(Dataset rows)
####################
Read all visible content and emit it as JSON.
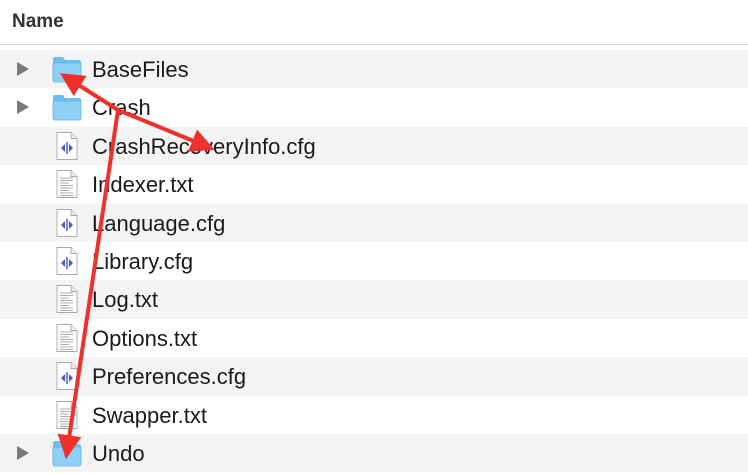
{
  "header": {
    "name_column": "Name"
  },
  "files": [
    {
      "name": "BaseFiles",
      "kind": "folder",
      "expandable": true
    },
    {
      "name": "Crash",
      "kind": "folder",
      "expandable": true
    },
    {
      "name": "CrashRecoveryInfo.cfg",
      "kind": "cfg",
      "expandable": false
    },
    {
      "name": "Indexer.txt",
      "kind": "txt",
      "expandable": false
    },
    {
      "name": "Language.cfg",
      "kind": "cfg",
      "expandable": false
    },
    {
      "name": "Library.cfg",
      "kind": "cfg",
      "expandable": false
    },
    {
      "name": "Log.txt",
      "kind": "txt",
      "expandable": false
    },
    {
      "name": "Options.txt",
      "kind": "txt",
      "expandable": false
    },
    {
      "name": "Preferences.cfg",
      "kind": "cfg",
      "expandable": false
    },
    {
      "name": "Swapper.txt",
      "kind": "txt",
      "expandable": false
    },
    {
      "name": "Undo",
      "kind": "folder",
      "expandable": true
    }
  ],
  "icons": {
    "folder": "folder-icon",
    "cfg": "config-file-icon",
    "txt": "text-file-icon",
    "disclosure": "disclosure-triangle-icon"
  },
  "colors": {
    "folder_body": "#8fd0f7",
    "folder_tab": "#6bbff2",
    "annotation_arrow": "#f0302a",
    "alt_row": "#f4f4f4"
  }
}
####################
__CHALLENGE__
Pictures in the data above should not be copied; transcribe everything else exactly.

__ANSWER TO THIS TASK__
Read all visible content and emit it as JSON.
{
  "header": {
    "name_column": "Name"
  },
  "files": [
    {
      "name": "BaseFiles",
      "kind": "folder",
      "expandable": true
    },
    {
      "name": "Crash",
      "kind": "folder",
      "expandable": true
    },
    {
      "name": "CrashRecoveryInfo.cfg",
      "kind": "cfg",
      "expandable": false
    },
    {
      "name": "Indexer.txt",
      "kind": "txt",
      "expandable": false
    },
    {
      "name": "Language.cfg",
      "kind": "cfg",
      "expandable": false
    },
    {
      "name": "Library.cfg",
      "kind": "cfg",
      "expandable": false
    },
    {
      "name": "Log.txt",
      "kind": "txt",
      "expandable": false
    },
    {
      "name": "Options.txt",
      "kind": "txt",
      "expandable": false
    },
    {
      "name": "Preferences.cfg",
      "kind": "cfg",
      "expandable": false
    },
    {
      "name": "Swapper.txt",
      "kind": "txt",
      "expandable": false
    },
    {
      "name": "Undo",
      "kind": "folder",
      "expandable": true
    }
  ],
  "icons": {
    "folder": "folder-icon",
    "cfg": "config-file-icon",
    "txt": "text-file-icon",
    "disclosure": "disclosure-triangle-icon"
  },
  "colors": {
    "folder_body": "#8fd0f7",
    "folder_tab": "#6bbff2",
    "annotation_arrow": "#f0302a",
    "alt_row": "#f4f4f4"
  }
}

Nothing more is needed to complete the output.